### Records provided

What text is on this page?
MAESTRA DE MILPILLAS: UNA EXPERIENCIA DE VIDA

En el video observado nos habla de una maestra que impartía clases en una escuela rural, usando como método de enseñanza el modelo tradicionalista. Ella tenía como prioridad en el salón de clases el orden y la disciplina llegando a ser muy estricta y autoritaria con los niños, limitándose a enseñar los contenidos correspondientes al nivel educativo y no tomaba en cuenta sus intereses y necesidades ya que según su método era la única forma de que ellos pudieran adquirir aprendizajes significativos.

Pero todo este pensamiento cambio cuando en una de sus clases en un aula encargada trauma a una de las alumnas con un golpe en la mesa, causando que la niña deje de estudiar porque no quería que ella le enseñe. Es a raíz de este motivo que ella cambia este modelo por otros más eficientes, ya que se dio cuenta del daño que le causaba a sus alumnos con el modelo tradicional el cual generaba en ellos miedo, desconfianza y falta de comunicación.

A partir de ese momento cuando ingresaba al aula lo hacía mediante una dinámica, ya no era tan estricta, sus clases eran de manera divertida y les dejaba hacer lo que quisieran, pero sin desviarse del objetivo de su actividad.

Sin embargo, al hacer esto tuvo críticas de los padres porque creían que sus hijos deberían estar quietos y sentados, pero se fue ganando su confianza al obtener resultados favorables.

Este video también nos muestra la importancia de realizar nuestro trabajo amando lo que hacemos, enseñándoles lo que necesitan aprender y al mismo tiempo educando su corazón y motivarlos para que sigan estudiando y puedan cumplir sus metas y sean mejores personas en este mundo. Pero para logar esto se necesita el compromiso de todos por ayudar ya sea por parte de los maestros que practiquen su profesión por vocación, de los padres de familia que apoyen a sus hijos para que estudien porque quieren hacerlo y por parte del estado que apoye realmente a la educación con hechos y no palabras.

### Exercise
Copy every line in the entries above that has the string "esto" in it.

### The reply
Sin embargo, al hacer esto tuvo críticas de los padres porque creían que sus hijos deberían estar quietos y sentados, pero se fue ganando su confianza al obtener resultados favorables.
Este video también nos muestra la importancia de realizar nuestro trabajo amando lo que hacemos, enseñándoles lo que necesitan aprender y al mismo tiempo educando su corazón y motivarlos para que sigan estudiando y puedan cumplir sus metas y sean mejores personas en este mundo. Pero para logar esto se necesita el compromiso de todos por ayudar ya sea por parte de los maestros que practiquen su profesión por vocación, de los padres de familia que apoyen a sus hijos para que estudien porque quieren hacerlo y por parte del estado que apoye realmente a la educación con hechos y no palabras.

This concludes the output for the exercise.